-- Given problem --
In the records below, reproduce exactly the lines from the one containing "What's the underlying" through the one containing "Transcribe this image's", both included, and omit the pictures.
━━━ Recorded data ━━━
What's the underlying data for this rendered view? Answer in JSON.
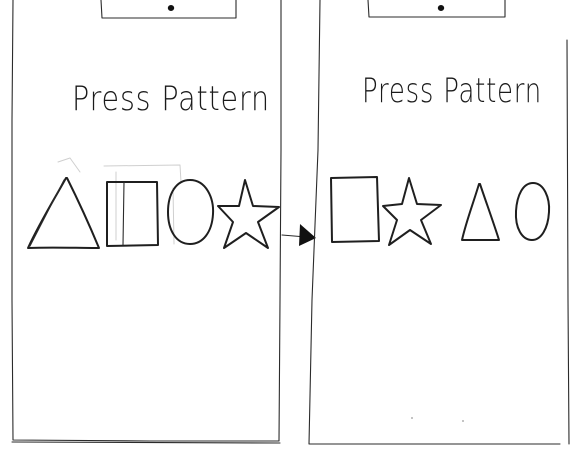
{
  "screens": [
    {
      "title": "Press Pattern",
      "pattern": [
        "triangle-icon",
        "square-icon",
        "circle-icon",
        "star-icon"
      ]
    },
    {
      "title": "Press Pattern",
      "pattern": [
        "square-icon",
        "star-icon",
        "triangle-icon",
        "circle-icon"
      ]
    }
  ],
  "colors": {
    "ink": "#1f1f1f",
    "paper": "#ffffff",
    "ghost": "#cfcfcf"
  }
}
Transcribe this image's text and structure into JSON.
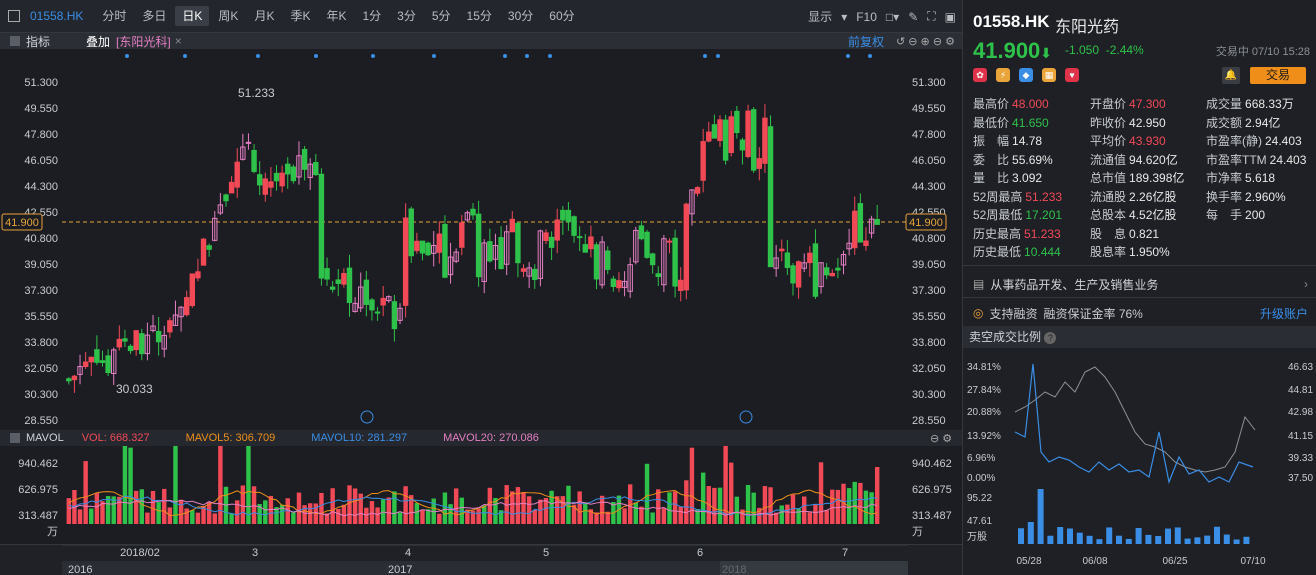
━━━
━━━ Recorded data ━━━
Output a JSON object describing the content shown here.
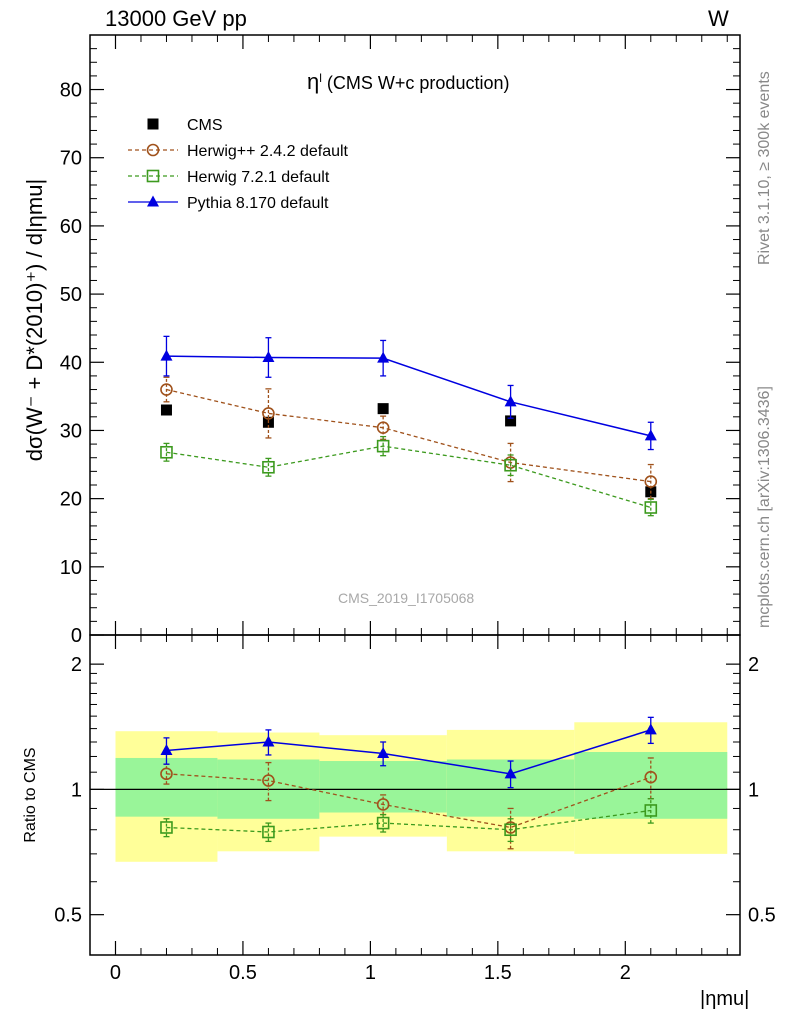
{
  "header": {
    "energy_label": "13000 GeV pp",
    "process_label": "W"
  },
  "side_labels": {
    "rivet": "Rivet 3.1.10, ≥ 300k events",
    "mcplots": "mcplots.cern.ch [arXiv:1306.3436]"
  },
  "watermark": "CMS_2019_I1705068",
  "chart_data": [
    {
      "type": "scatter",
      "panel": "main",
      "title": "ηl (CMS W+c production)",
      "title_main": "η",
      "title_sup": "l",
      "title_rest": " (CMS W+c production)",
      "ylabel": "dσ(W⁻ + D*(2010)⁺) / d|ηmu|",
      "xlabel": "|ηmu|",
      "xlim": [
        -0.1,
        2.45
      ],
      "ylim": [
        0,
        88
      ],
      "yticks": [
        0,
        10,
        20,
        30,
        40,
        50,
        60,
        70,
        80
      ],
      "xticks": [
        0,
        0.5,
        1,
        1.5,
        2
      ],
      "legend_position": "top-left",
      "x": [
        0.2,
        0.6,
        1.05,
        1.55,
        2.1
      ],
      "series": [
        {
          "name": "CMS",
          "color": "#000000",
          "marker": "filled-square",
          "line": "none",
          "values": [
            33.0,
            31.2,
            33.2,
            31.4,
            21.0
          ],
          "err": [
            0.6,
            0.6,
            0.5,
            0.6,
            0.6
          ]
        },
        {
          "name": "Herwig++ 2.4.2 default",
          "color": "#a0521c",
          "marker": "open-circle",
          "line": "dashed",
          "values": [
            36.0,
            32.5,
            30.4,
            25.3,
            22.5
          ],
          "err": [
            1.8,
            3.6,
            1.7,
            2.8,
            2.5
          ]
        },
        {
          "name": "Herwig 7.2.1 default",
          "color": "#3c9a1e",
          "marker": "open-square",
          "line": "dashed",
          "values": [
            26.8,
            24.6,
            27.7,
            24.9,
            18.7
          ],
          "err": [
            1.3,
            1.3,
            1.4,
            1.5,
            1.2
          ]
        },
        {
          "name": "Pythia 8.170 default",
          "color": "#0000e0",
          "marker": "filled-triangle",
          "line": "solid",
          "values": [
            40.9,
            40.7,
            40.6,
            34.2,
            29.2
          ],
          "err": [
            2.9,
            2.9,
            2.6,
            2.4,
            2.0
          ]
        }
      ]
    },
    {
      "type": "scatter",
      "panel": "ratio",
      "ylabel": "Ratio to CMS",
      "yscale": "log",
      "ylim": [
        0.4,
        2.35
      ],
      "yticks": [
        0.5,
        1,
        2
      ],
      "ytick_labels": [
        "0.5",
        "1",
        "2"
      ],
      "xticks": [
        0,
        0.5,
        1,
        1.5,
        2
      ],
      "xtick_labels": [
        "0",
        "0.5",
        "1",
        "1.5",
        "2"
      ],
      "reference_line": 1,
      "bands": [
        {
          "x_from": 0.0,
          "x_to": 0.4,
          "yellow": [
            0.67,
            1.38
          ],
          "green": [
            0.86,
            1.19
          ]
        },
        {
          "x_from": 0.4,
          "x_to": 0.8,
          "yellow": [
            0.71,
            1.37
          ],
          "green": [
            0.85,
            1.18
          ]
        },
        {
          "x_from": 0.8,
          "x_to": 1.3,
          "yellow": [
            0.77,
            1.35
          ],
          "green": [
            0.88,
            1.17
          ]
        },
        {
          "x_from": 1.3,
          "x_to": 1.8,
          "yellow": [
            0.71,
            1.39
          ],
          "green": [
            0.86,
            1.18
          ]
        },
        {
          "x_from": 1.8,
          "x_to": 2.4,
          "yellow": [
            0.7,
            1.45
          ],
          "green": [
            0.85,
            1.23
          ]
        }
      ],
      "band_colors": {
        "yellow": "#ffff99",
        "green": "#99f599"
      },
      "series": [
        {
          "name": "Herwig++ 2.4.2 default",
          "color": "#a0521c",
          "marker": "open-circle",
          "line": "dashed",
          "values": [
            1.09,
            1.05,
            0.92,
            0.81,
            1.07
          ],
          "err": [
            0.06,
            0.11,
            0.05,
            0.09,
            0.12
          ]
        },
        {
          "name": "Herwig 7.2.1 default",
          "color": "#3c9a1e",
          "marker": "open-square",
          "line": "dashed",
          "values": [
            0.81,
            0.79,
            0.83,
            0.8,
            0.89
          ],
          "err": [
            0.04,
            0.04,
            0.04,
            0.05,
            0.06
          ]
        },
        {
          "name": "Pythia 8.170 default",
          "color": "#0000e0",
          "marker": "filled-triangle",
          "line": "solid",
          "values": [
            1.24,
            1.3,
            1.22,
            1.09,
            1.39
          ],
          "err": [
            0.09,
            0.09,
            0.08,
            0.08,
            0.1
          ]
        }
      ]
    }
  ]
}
━━━
━━━ Recorded data ━━━
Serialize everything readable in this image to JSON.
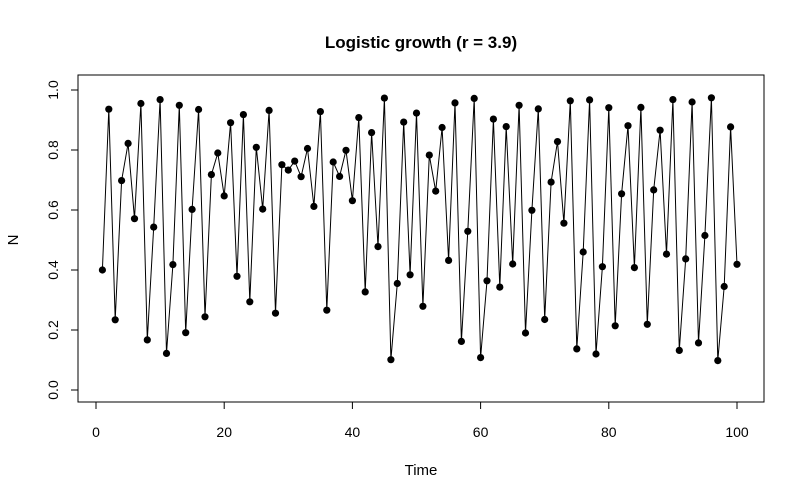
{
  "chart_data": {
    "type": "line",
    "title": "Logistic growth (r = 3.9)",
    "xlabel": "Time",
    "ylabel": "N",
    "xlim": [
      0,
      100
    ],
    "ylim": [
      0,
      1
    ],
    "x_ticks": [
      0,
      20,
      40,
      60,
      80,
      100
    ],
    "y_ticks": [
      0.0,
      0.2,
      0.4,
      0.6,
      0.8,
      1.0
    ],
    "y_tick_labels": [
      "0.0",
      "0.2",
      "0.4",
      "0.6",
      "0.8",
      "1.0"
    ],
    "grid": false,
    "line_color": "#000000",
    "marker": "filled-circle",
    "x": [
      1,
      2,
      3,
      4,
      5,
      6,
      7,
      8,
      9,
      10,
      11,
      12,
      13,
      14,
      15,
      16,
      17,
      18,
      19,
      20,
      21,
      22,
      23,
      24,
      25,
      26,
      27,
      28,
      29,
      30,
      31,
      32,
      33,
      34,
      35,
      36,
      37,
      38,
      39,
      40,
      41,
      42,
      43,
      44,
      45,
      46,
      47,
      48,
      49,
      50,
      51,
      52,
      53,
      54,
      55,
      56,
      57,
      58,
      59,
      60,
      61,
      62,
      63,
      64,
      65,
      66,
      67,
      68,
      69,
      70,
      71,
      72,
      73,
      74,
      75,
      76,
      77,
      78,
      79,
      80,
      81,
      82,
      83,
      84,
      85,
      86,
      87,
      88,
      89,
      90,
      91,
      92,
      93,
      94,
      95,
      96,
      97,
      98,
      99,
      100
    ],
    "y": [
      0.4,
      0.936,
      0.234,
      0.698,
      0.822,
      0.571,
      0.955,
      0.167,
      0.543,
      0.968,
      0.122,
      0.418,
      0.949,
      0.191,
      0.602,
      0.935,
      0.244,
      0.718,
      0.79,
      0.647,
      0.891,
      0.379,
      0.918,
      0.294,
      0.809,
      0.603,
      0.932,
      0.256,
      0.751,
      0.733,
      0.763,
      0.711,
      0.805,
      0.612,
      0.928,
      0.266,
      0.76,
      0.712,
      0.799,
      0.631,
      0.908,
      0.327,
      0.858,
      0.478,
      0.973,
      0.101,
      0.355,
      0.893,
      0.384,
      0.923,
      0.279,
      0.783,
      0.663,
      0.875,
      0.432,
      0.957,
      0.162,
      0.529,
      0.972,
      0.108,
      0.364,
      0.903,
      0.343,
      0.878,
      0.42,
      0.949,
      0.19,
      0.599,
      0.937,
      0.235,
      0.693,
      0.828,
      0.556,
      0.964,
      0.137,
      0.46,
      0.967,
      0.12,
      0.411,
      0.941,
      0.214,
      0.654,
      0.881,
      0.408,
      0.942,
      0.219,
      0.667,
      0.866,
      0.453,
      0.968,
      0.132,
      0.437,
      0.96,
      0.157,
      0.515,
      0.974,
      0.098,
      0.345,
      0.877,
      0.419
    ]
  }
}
━━━
-- Finished exercise --
What's the underlying data for this rendered view? Answer in JSON.
{
  "screens": [
    {
      "title": "Press Pattern",
      "pattern": [
        "triangle-icon",
        "square-icon",
        "circle-icon",
        "star-icon"
      ]
    },
    {
      "title": "Press Pattern",
      "pattern": [
        "square-icon",
        "star-icon",
        "triangle-icon",
        "circle-icon"
      ]
    }
  ],
  "colors": {
    "ink": "#1f1f1f",
    "paper": "#ffffff",
    "ghost": "#cfcfcf"
  }
}
Transcribe this image's text and structure into JSON.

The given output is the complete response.